_Exercise requirements_
Repeat the material below word for word and leave out all pictures.

_ _ _ _ _ _ _

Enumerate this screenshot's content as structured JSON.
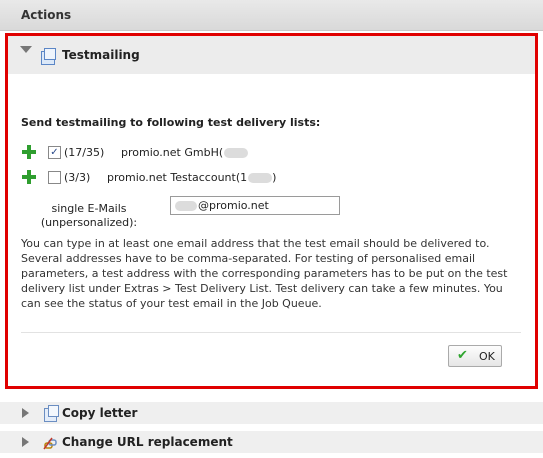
{
  "header": {
    "title": "Actions"
  },
  "testmailing": {
    "title": "Testmailing",
    "intro": "Send testmailing to following test delivery lists:",
    "lists": [
      {
        "count": "(17/35)",
        "name": "promio.net GmbH(",
        "suffix": "",
        "checked": true
      },
      {
        "count": "(3/3)",
        "name": "promio.net Testaccount(1",
        "suffix": ")",
        "checked": false
      }
    ],
    "single_email": {
      "label_line1": "single E-Mails",
      "label_line2": "(unpersonalized):",
      "value": "@promio.net"
    },
    "help_text": "You can type in at least one email address that the test email should be delivered to. Several addresses have to be comma-separated. For testing of personalised email parameters, a test address with the corresponding parameters has to be put on the test delivery list under Extras > Test Delivery List. Test delivery can take a few minutes. You can see the status of your test email in the Job Queue.",
    "ok_label": "OK"
  },
  "sections": [
    {
      "title": "Copy letter",
      "icon": "copy-icon"
    },
    {
      "title": "Change URL replacement",
      "icon": "link-edit-icon"
    }
  ],
  "colors": {
    "highlight_border": "#e00000",
    "plus_green": "#2f9e2f"
  }
}
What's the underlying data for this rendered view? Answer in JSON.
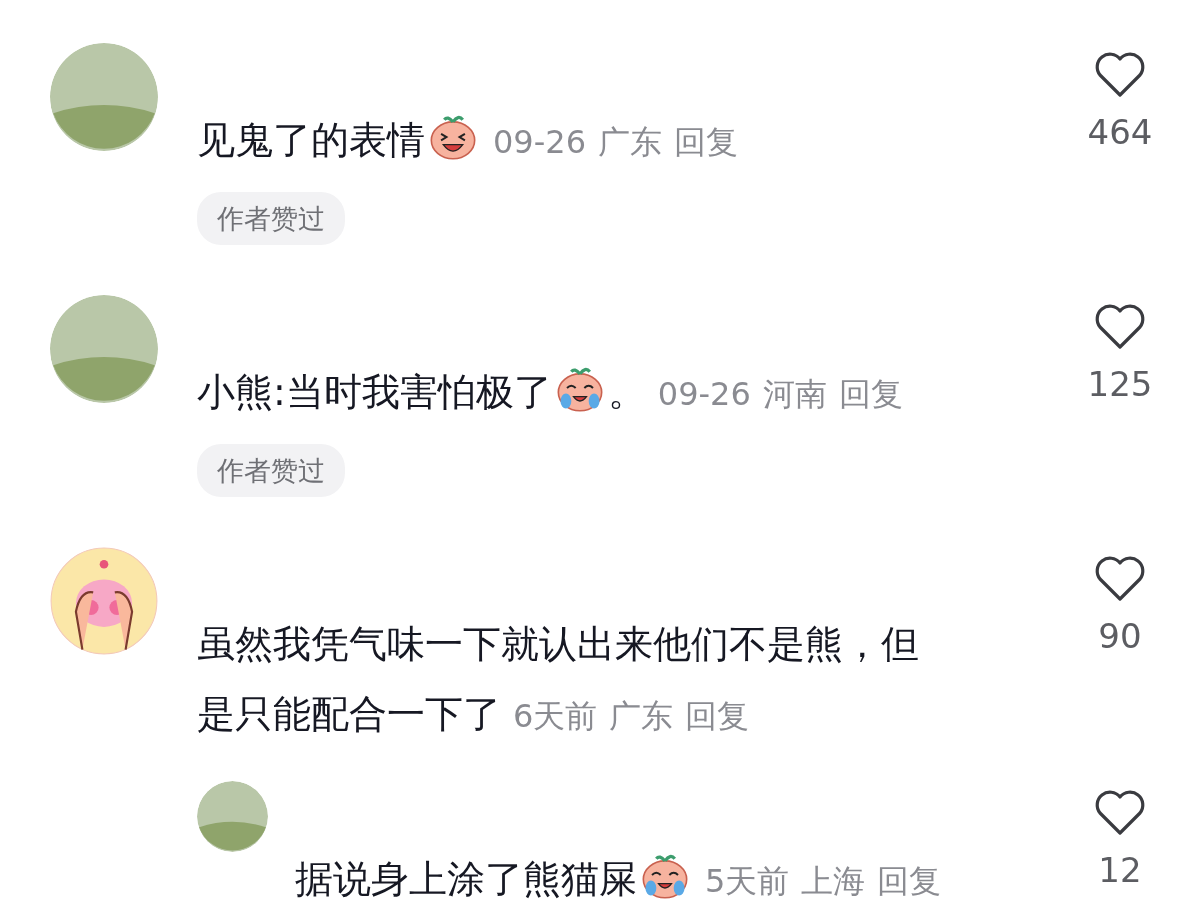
{
  "comments": [
    {
      "avatar": {
        "kind": "photo"
      },
      "body": [
        {
          "kind": "text",
          "text": "见鬼了的表情"
        },
        {
          "kind": "laughing_emoji"
        }
      ],
      "date": "09-26",
      "region": "广东",
      "reply": "回复",
      "badge": "作者赞过",
      "likes": "464"
    },
    {
      "avatar": {
        "kind": "photo"
      },
      "body": [
        {
          "kind": "text",
          "text": "小熊:当时我害怕极了"
        },
        {
          "kind": "crying_emoji"
        },
        {
          "kind": "text",
          "text": "。"
        }
      ],
      "date": "09-26",
      "region": "河南",
      "reply": "回复",
      "badge": "作者赞过",
      "likes": "125"
    },
    {
      "avatar": {
        "kind": "cartoon"
      },
      "body": [
        {
          "kind": "text",
          "text": "虽然我凭气味一下就认出来他们不是熊，但"
        },
        {
          "kind": "text",
          "text": "是只能配合一下了"
        }
      ],
      "date": "6天前",
      "region": "广东",
      "reply": "回复",
      "likes": "90",
      "replies": [
        {
          "avatar": {
            "kind": "photo"
          },
          "body": [
            {
              "kind": "text",
              "text": "据说身上涂了熊猫屎"
            },
            {
              "kind": "crying_emoji"
            }
          ],
          "date": "5天前",
          "region": "上海",
          "reply": "回复",
          "likes": "12"
        }
      ]
    }
  ]
}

_ _ _ _ _ _ _

_Full response_
Enumerate this screenshot's content as structured JSON.
{
  "header": {
    "title": "Actions"
  },
  "testmailing": {
    "title": "Testmailing",
    "intro": "Send testmailing to following test delivery lists:",
    "lists": [
      {
        "count": "(17/35)",
        "name": "promio.net GmbH(",
        "suffix": "",
        "checked": true
      },
      {
        "count": "(3/3)",
        "name": "promio.net Testaccount(1",
        "suffix": ")",
        "checked": false
      }
    ],
    "single_email": {
      "label_line1": "single E-Mails",
      "label_line2": "(unpersonalized):",
      "value": "@promio.net"
    },
    "help_text": "You can type in at least one email address that the test email should be delivered to. Several addresses have to be comma-separated. For testing of personalised email parameters, a test address with the corresponding parameters has to be put on the test delivery list under Extras > Test Delivery List. Test delivery can take a few minutes. You can see the status of your test email in the Job Queue.",
    "ok_label": "OK"
  },
  "sections": [
    {
      "title": "Copy letter",
      "icon": "copy-icon"
    },
    {
      "title": "Change URL replacement",
      "icon": "link-edit-icon"
    }
  ],
  "colors": {
    "highlight_border": "#e00000",
    "plus_green": "#2f9e2f"
  }
}
What's the underlying data for this rendered view? Answer in JSON.
{
  "comments": [
    {
      "avatar": {
        "kind": "photo"
      },
      "body": [
        {
          "kind": "text",
          "text": "见鬼了的表情"
        },
        {
          "kind": "laughing_emoji"
        }
      ],
      "date": "09-26",
      "region": "广东",
      "reply": "回复",
      "badge": "作者赞过",
      "likes": "464"
    },
    {
      "avatar": {
        "kind": "photo"
      },
      "body": [
        {
          "kind": "text",
          "text": "小熊:当时我害怕极了"
        },
        {
          "kind": "crying_emoji"
        },
        {
          "kind": "text",
          "text": "。"
        }
      ],
      "date": "09-26",
      "region": "河南",
      "reply": "回复",
      "badge": "作者赞过",
      "likes": "125"
    },
    {
      "avatar": {
        "kind": "cartoon"
      },
      "body": [
        {
          "kind": "text",
          "text": "虽然我凭气味一下就认出来他们不是熊，但"
        },
        {
          "kind": "text",
          "text": "是只能配合一下了"
        }
      ],
      "date": "6天前",
      "region": "广东",
      "reply": "回复",
      "likes": "90",
      "replies": [
        {
          "avatar": {
            "kind": "photo"
          },
          "body": [
            {
              "kind": "text",
              "text": "据说身上涂了熊猫屎"
            },
            {
              "kind": "crying_emoji"
            }
          ],
          "date": "5天前",
          "region": "上海",
          "reply": "回复",
          "likes": "12"
        }
      ]
    }
  ]
}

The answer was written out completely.